Do this:
Copy every entry word for word, but skip the pictures.

★ ★ ★ ★

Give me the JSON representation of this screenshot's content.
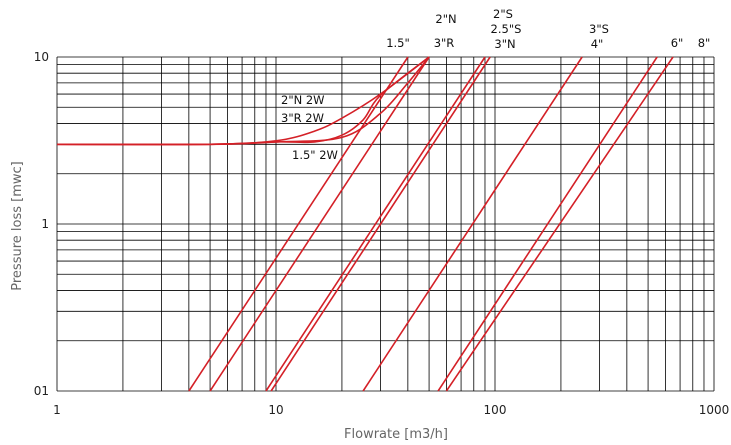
{
  "chart_data": {
    "type": "line",
    "xscale": "log",
    "yscale": "log",
    "xlabel": "Flowrate [m3/h]",
    "ylabel": "Pressure loss [mwc]",
    "xlim": [
      1,
      1000
    ],
    "ylim": [
      0.1,
      10
    ],
    "x_tick_labels": [
      "1",
      "10",
      "100",
      "1000"
    ],
    "y_tick_labels": [
      "01",
      "1",
      "10"
    ],
    "grid": true,
    "series_color": "#d42027",
    "annotations": [
      {
        "text": "1.5\""
      },
      {
        "text": "2\"N"
      },
      {
        "text": "3\"R"
      },
      {
        "text": "2\"S"
      },
      {
        "text": "2.5\"S"
      },
      {
        "text": "3\"N"
      },
      {
        "text": "3\"S"
      },
      {
        "text": "4\""
      },
      {
        "text": "6\""
      },
      {
        "text": "8\""
      },
      {
        "text": "2\"N 2W"
      },
      {
        "text": "3\"R 2W"
      },
      {
        "text": "1.5\" 2W"
      }
    ],
    "series": [
      {
        "points": [
          [
            4,
            0.1
          ],
          [
            40,
            10
          ]
        ]
      },
      {
        "points": [
          [
            5,
            0.1
          ],
          [
            50,
            10
          ]
        ]
      },
      {
        "points": [
          [
            9,
            0.1
          ],
          [
            90,
            10
          ]
        ]
      },
      {
        "points": [
          [
            9.5,
            0.1
          ],
          [
            95,
            10
          ]
        ]
      },
      {
        "points": [
          [
            25,
            0.1
          ],
          [
            250,
            10
          ]
        ]
      },
      {
        "points": [
          [
            55,
            0.1
          ],
          [
            550,
            10
          ]
        ]
      },
      {
        "points": [
          [
            60,
            0.1
          ],
          [
            650,
            10
          ]
        ]
      },
      {
        "points": [
          [
            1,
            3.0
          ],
          [
            5,
            3.0
          ],
          [
            10,
            3.1
          ],
          [
            20,
            3.3
          ],
          [
            30,
            4.6
          ],
          [
            40,
            7.0
          ],
          [
            50,
            10
          ]
        ]
      },
      {
        "points": [
          [
            1,
            3.0
          ],
          [
            5,
            3.0
          ],
          [
            10,
            3.15
          ],
          [
            15,
            3.6
          ],
          [
            20,
            4.3
          ],
          [
            30,
            6.0
          ],
          [
            50,
            10
          ]
        ]
      },
      {
        "points": [
          [
            1,
            3.0
          ],
          [
            5,
            3.0
          ],
          [
            10,
            3.1
          ],
          [
            15,
            3.1
          ],
          [
            20,
            3.4
          ],
          [
            25,
            4.2
          ],
          [
            30,
            5.9
          ],
          [
            50,
            10
          ]
        ]
      }
    ]
  }
}
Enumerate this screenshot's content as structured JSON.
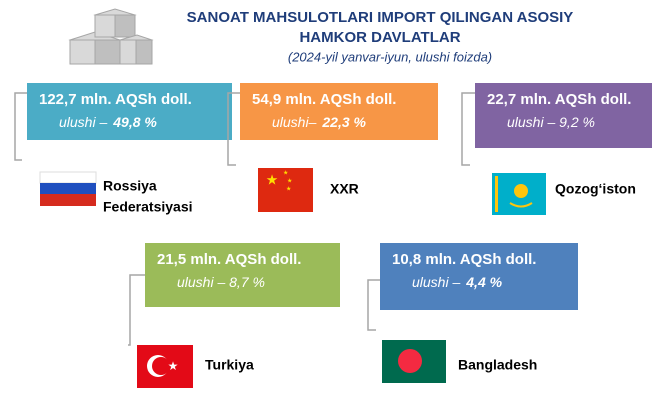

★ ★ ★ ★

Response to this exercise:
Give me the JSON representation of this screenshot's content.
{
  "chart_data": {
    "type": "line",
    "xscale": "log",
    "yscale": "log",
    "xlabel": "Flowrate [m3/h]",
    "ylabel": "Pressure loss [mwc]",
    "xlim": [
      1,
      1000
    ],
    "ylim": [
      0.1,
      10
    ],
    "x_tick_labels": [
      "1",
      "10",
      "100",
      "1000"
    ],
    "y_tick_labels": [
      "01",
      "1",
      "10"
    ],
    "grid": true,
    "series_color": "#d42027",
    "annotations": [
      {
        "text": "1.5\""
      },
      {
        "text": "2\"N"
      },
      {
        "text": "3\"R"
      },
      {
        "text": "2\"S"
      },
      {
        "text": "2.5\"S"
      },
      {
        "text": "3\"N"
      },
      {
        "text": "3\"S"
      },
      {
        "text": "4\""
      },
      {
        "text": "6\""
      },
      {
        "text": "8\""
      },
      {
        "text": "2\"N 2W"
      },
      {
        "text": "3\"R 2W"
      },
      {
        "text": "1.5\" 2W"
      }
    ],
    "series": [
      {
        "points": [
          [
            4,
            0.1
          ],
          [
            40,
            10
          ]
        ]
      },
      {
        "points": [
          [
            5,
            0.1
          ],
          [
            50,
            10
          ]
        ]
      },
      {
        "points": [
          [
            9,
            0.1
          ],
          [
            90,
            10
          ]
        ]
      },
      {
        "points": [
          [
            9.5,
            0.1
          ],
          [
            95,
            10
          ]
        ]
      },
      {
        "points": [
          [
            25,
            0.1
          ],
          [
            250,
            10
          ]
        ]
      },
      {
        "points": [
          [
            55,
            0.1
          ],
          [
            550,
            10
          ]
        ]
      },
      {
        "points": [
          [
            60,
            0.1
          ],
          [
            650,
            10
          ]
        ]
      },
      {
        "points": [
          [
            1,
            3.0
          ],
          [
            5,
            3.0
          ],
          [
            10,
            3.1
          ],
          [
            20,
            3.3
          ],
          [
            30,
            4.6
          ],
          [
            40,
            7.0
          ],
          [
            50,
            10
          ]
        ]
      },
      {
        "points": [
          [
            1,
            3.0
          ],
          [
            5,
            3.0
          ],
          [
            10,
            3.15
          ],
          [
            15,
            3.6
          ],
          [
            20,
            4.3
          ],
          [
            30,
            6.0
          ],
          [
            50,
            10
          ]
        ]
      },
      {
        "points": [
          [
            1,
            3.0
          ],
          [
            5,
            3.0
          ],
          [
            10,
            3.1
          ],
          [
            15,
            3.1
          ],
          [
            20,
            3.4
          ],
          [
            25,
            4.2
          ],
          [
            30,
            5.9
          ],
          [
            50,
            10
          ]
        ]
      }
    ]
  }
}
Enumerate this screenshot's content as structured JSON.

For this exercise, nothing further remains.